AIM OF THE EXERCISE
Please update the rows starting at the one containing "- connector-pumpkin: [268, 572, 806, 641]" and ending at the one containing "- tagline-banner: ingredients", swapping "Sweet Potato" for "Carrot" and keeping all else the same. Return only those rows.

LISTING
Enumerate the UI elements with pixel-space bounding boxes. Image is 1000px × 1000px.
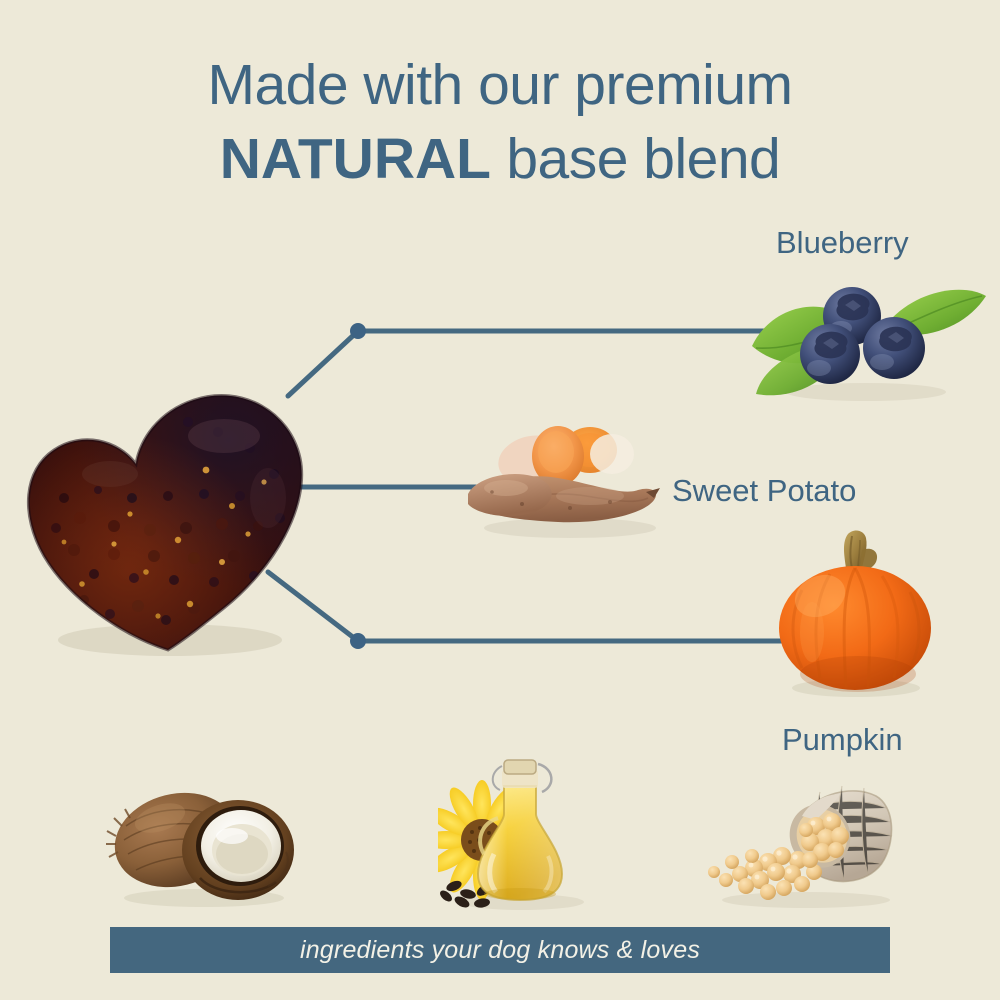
- connector-pumpkin: [268, 572, 806, 641]
- headline-emphasis: NATURAL: [220, 127, 491, 191]
- heart-shaped-dog-treat-image: [18, 378, 310, 660]
- product-infographic: Made with our premium NATURAL base blend: [0, 0, 1000, 1000]
- headline-line-2-rest: base blend: [491, 127, 780, 191]
- ingredient-label-pumpkin: Pumpkin: [782, 722, 903, 758]
- headline-line-1: Made with our premium: [0, 48, 1000, 122]
- connector-dot-pumpkin: [350, 633, 366, 649]
- tagline-text: ingredients your dog knows & loves: [300, 936, 700, 965]
- ingredient-label-sweet-potato: Sweet Potato: [672, 473, 856, 509]
- coconut-image: [104, 782, 300, 908]
- sweet-potato-image: [462, 412, 676, 542]
- connector-blueberry: [288, 331, 792, 396]
- tagline-banner: ingredients your dog knows & loves: [110, 927, 890, 973]
- page-title: Made with our premium NATURAL base blend: [0, 48, 1000, 196]
- connector-dot-blueberry: [350, 323, 366, 339]
- chickpea-sack-image: [706, 776, 898, 910]
- headline-line-2: NATURAL base blend: [0, 122, 1000, 196]
- sunflower-oil-bottle-image: [438, 758, 598, 912]
- blueberry-cluster-image: [742, 272, 990, 404]
- pumpkin-image: [772, 528, 938, 700]
- ingredient-label-blueberry: Blueberry: [776, 225, 909, 261]
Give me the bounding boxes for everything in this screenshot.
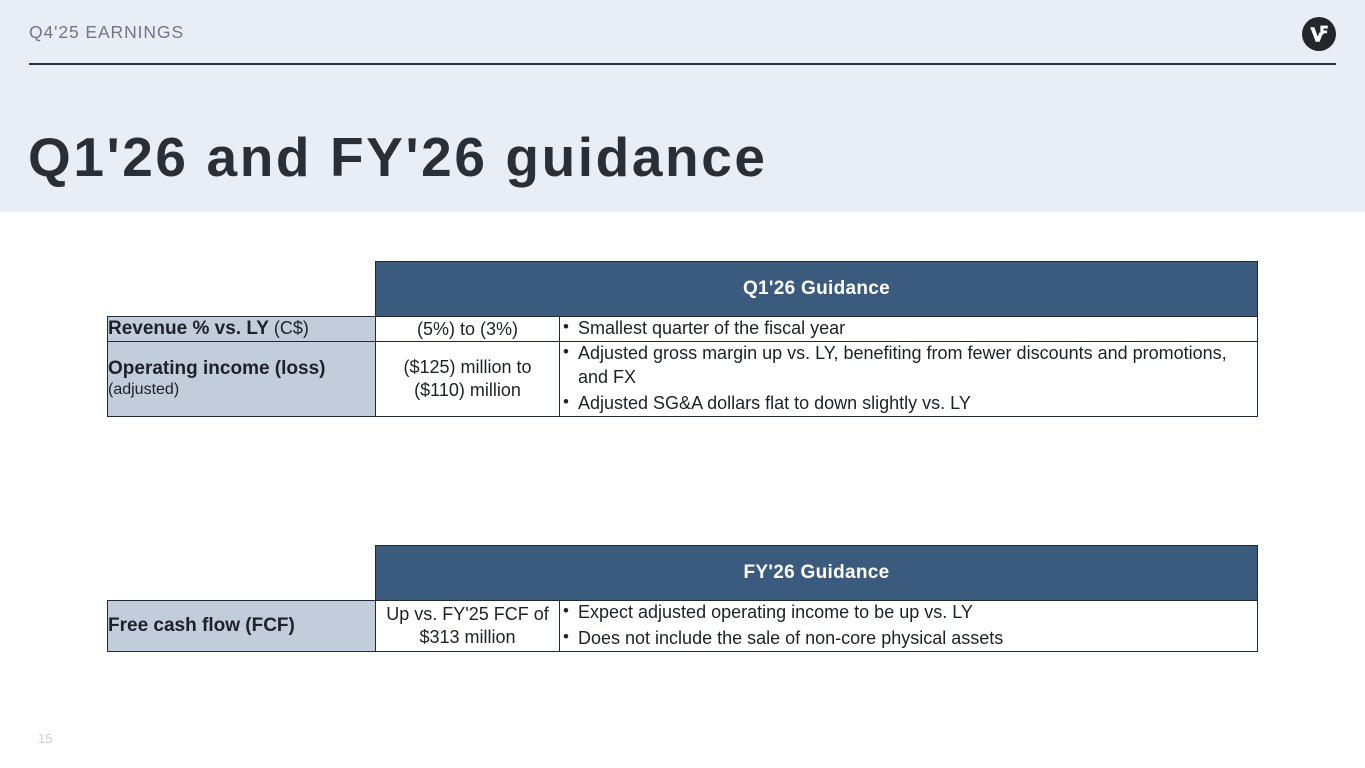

FINAL ANSWER
- connector-pumpkin: [268, 572, 806, 641]
- headline-emphasis: NATURAL: [220, 127, 491, 191]
- heart-shaped-dog-treat-image: [18, 378, 310, 660]
- product-infographic: Made with our premium NATURAL base blend: [0, 0, 1000, 1000]
- headline-line-2-rest: base blend: [491, 127, 780, 191]
- ingredient-label-pumpkin: Pumpkin: [782, 722, 903, 758]
- headline-line-1: Made with our premium: [0, 48, 1000, 122]
- connector-dot-pumpkin: [350, 633, 366, 649]
- tagline-text: ingredients your dog knows & loves: [300, 936, 700, 965]
- ingredient-label-sweet-potato: Carrot: [672, 473, 856, 509]
- coconut-image: [104, 782, 300, 908]
- sweet-potato-image: [462, 412, 676, 542]
- connector-blueberry: [288, 331, 792, 396]
- tagline-banner: ingredients your dog knows & loves: [110, 927, 890, 973]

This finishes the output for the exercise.